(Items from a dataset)
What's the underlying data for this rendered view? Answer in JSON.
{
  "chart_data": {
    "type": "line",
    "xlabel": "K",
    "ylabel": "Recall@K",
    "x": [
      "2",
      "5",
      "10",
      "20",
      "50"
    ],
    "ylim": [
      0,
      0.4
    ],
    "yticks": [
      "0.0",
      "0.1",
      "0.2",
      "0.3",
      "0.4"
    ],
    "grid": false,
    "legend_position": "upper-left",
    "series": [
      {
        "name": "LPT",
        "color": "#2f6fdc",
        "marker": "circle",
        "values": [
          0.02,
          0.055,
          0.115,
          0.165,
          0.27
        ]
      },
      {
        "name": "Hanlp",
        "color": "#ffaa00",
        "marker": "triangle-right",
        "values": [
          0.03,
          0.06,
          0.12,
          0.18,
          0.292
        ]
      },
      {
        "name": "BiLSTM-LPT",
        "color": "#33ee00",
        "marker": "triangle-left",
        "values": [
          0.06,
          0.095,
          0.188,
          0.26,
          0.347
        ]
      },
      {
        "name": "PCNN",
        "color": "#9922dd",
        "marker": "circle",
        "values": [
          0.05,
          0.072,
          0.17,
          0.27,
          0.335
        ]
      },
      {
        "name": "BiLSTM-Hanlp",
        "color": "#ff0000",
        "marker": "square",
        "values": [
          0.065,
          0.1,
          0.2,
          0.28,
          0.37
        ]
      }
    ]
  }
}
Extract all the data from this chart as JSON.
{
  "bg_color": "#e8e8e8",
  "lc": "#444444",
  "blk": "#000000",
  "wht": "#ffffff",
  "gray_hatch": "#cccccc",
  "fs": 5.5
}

_SET EXERCISE_: Every line from the one containing "Extract all the data from this chart as JSON." through the end of the data must be repeated exactly, and no other line.

_RESULT FOR THIS TASK_:
Extract all the data from this chart as JSON.
{
  "bg_color": "#e8e8e8",
  "lc": "#444444",
  "blk": "#000000",
  "wht": "#ffffff",
  "gray_hatch": "#cccccc",
  "fs": 5.5
}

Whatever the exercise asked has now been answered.